[Items from a figure collection]
+===+

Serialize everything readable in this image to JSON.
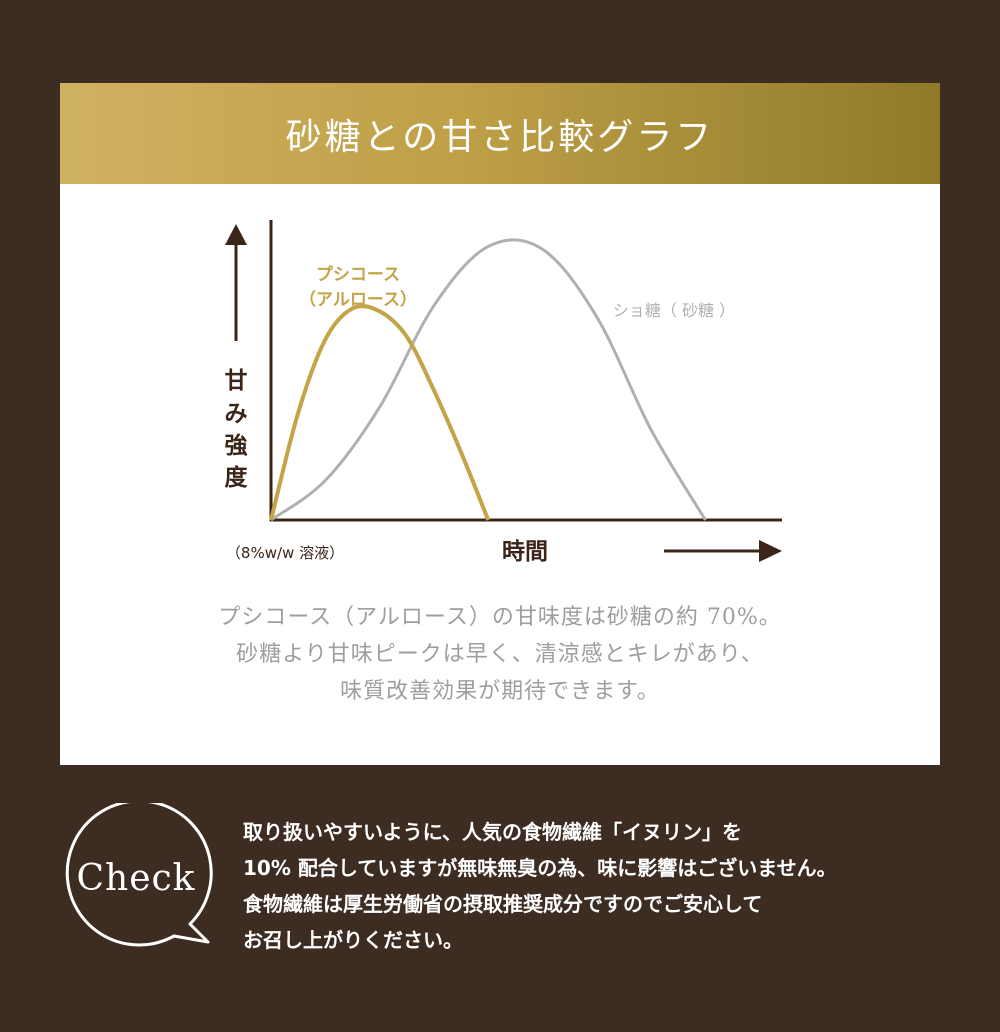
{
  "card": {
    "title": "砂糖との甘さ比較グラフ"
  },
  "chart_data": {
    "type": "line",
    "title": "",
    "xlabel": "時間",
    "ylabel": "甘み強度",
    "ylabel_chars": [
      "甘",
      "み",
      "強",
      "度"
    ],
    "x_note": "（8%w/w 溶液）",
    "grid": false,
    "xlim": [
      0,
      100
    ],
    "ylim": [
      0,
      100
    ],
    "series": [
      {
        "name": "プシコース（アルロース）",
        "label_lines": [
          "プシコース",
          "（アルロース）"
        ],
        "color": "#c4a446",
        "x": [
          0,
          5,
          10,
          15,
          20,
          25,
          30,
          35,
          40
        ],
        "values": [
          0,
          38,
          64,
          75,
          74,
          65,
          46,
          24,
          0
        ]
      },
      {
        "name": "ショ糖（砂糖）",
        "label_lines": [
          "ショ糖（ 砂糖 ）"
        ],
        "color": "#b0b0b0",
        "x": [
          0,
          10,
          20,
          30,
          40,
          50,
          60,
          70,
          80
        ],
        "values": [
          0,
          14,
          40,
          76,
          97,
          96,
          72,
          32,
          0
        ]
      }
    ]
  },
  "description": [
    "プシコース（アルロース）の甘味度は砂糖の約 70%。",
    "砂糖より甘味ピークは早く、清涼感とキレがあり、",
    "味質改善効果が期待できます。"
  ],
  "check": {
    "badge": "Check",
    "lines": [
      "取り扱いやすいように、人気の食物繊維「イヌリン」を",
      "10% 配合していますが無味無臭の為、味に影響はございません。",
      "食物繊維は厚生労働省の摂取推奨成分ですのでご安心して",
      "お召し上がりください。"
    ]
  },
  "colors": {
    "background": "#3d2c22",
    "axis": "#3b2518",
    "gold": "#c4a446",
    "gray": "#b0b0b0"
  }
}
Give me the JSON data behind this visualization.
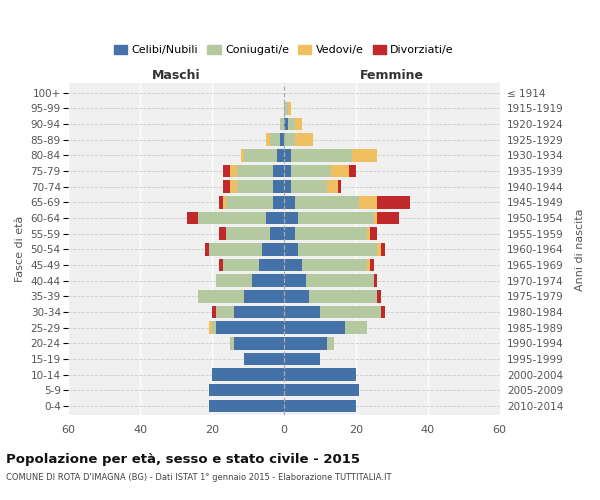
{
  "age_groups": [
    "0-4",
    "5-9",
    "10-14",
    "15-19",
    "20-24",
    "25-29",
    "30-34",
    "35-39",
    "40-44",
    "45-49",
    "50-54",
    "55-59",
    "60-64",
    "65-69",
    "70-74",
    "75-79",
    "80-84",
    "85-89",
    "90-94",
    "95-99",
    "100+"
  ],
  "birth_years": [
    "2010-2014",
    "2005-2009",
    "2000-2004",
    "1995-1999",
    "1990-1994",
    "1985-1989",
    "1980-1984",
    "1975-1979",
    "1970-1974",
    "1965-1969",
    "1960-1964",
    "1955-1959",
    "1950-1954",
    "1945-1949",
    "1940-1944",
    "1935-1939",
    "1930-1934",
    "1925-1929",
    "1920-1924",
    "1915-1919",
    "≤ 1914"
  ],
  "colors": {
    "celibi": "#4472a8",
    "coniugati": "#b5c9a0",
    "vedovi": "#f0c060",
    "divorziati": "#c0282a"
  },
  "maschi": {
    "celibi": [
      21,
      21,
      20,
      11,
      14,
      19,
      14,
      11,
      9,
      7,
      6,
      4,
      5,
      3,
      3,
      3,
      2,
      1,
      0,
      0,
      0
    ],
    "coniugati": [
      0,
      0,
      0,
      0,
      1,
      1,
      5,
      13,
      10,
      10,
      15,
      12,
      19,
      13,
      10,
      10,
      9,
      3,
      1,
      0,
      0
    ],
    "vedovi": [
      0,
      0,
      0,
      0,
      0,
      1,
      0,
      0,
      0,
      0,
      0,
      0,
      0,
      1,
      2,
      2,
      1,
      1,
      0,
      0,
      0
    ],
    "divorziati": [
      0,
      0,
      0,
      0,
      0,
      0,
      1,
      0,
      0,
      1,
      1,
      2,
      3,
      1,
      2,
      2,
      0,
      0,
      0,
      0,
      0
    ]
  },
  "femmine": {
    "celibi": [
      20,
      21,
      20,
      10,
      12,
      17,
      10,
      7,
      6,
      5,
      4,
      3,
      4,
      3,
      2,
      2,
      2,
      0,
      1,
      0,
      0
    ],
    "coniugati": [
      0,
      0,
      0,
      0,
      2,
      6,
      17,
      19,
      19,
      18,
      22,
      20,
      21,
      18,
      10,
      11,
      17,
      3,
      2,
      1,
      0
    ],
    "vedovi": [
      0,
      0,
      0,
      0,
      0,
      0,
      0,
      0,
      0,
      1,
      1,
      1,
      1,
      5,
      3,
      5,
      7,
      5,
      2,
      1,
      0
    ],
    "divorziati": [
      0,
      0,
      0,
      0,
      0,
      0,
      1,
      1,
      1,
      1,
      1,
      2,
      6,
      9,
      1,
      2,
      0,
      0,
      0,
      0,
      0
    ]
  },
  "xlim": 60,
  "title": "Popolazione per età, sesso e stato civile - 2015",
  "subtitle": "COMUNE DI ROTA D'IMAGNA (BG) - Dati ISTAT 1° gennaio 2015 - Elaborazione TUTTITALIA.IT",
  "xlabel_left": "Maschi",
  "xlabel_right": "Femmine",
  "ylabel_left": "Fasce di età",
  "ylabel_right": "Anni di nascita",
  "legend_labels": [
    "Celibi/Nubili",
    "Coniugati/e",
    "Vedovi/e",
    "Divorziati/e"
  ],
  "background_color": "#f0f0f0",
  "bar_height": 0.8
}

+===+

== To do ==
Make a verbatim copy of all the entries and strip out the pictures.

== Solution to this task ==
Serialize everything readable in this image to JSON.
{
  "card": {
    "title": "砂糖との甘さ比較グラフ"
  },
  "chart_data": {
    "type": "line",
    "title": "",
    "xlabel": "時間",
    "ylabel": "甘み強度",
    "ylabel_chars": [
      "甘",
      "み",
      "強",
      "度"
    ],
    "x_note": "（8%w/w 溶液）",
    "grid": false,
    "xlim": [
      0,
      100
    ],
    "ylim": [
      0,
      100
    ],
    "series": [
      {
        "name": "プシコース（アルロース）",
        "label_lines": [
          "プシコース",
          "（アルロース）"
        ],
        "color": "#c4a446",
        "x": [
          0,
          5,
          10,
          15,
          20,
          25,
          30,
          35,
          40
        ],
        "values": [
          0,
          38,
          64,
          75,
          74,
          65,
          46,
          24,
          0
        ]
      },
      {
        "name": "ショ糖（砂糖）",
        "label_lines": [
          "ショ糖（ 砂糖 ）"
        ],
        "color": "#b0b0b0",
        "x": [
          0,
          10,
          20,
          30,
          40,
          50,
          60,
          70,
          80
        ],
        "values": [
          0,
          14,
          40,
          76,
          97,
          96,
          72,
          32,
          0
        ]
      }
    ]
  },
  "description": [
    "プシコース（アルロース）の甘味度は砂糖の約 70%。",
    "砂糖より甘味ピークは早く、清涼感とキレがあり、",
    "味質改善効果が期待できます。"
  ],
  "check": {
    "badge": "Check",
    "lines": [
      "取り扱いやすいように、人気の食物繊維「イヌリン」を",
      "10% 配合していますが無味無臭の為、味に影響はございません。",
      "食物繊維は厚生労働省の摂取推奨成分ですのでご安心して",
      "お召し上がりください。"
    ]
  },
  "colors": {
    "background": "#3d2c22",
    "axis": "#3b2518",
    "gold": "#c4a446",
    "gray": "#b0b0b0"
  }
}
Give me the JSON data behind this visualization.
{
  "age_groups": [
    "0-4",
    "5-9",
    "10-14",
    "15-19",
    "20-24",
    "25-29",
    "30-34",
    "35-39",
    "40-44",
    "45-49",
    "50-54",
    "55-59",
    "60-64",
    "65-69",
    "70-74",
    "75-79",
    "80-84",
    "85-89",
    "90-94",
    "95-99",
    "100+"
  ],
  "birth_years": [
    "2010-2014",
    "2005-2009",
    "2000-2004",
    "1995-1999",
    "1990-1994",
    "1985-1989",
    "1980-1984",
    "1975-1979",
    "1970-1974",
    "1965-1969",
    "1960-1964",
    "1955-1959",
    "1950-1954",
    "1945-1949",
    "1940-1944",
    "1935-1939",
    "1930-1934",
    "1925-1929",
    "1920-1924",
    "1915-1919",
    "≤ 1914"
  ],
  "colors": {
    "celibi": "#4472a8",
    "coniugati": "#b5c9a0",
    "vedovi": "#f0c060",
    "divorziati": "#c0282a"
  },
  "maschi": {
    "celibi": [
      21,
      21,
      20,
      11,
      14,
      19,
      14,
      11,
      9,
      7,
      6,
      4,
      5,
      3,
      3,
      3,
      2,
      1,
      0,
      0,
      0
    ],
    "coniugati": [
      0,
      0,
      0,
      0,
      1,
      1,
      5,
      13,
      10,
      10,
      15,
      12,
      19,
      13,
      10,
      10,
      9,
      3,
      1,
      0,
      0
    ],
    "vedovi": [
      0,
      0,
      0,
      0,
      0,
      1,
      0,
      0,
      0,
      0,
      0,
      0,
      0,
      1,
      2,
      2,
      1,
      1,
      0,
      0,
      0
    ],
    "divorziati": [
      0,
      0,
      0,
      0,
      0,
      0,
      1,
      0,
      0,
      1,
      1,
      2,
      3,
      1,
      2,
      2,
      0,
      0,
      0,
      0,
      0
    ]
  },
  "femmine": {
    "celibi": [
      20,
      21,
      20,
      10,
      12,
      17,
      10,
      7,
      6,
      5,
      4,
      3,
      4,
      3,
      2,
      2,
      2,
      0,
      1,
      0,
      0
    ],
    "coniugati": [
      0,
      0,
      0,
      0,
      2,
      6,
      17,
      19,
      19,
      18,
      22,
      20,
      21,
      18,
      10,
      11,
      17,
      3,
      2,
      1,
      0
    ],
    "vedovi": [
      0,
      0,
      0,
      0,
      0,
      0,
      0,
      0,
      0,
      1,
      1,
      1,
      1,
      5,
      3,
      5,
      7,
      5,
      2,
      1,
      0
    ],
    "divorziati": [
      0,
      0,
      0,
      0,
      0,
      0,
      1,
      1,
      1,
      1,
      1,
      2,
      6,
      9,
      1,
      2,
      0,
      0,
      0,
      0,
      0
    ]
  },
  "xlim": 60,
  "title": "Popolazione per età, sesso e stato civile - 2015",
  "subtitle": "COMUNE DI ROTA D'IMAGNA (BG) - Dati ISTAT 1° gennaio 2015 - Elaborazione TUTTITALIA.IT",
  "xlabel_left": "Maschi",
  "xlabel_right": "Femmine",
  "ylabel_left": "Fasce di età",
  "ylabel_right": "Anni di nascita",
  "legend_labels": [
    "Celibi/Nubili",
    "Coniugati/e",
    "Vedovi/e",
    "Divorziati/e"
  ],
  "background_color": "#f0f0f0",
  "bar_height": 0.8
}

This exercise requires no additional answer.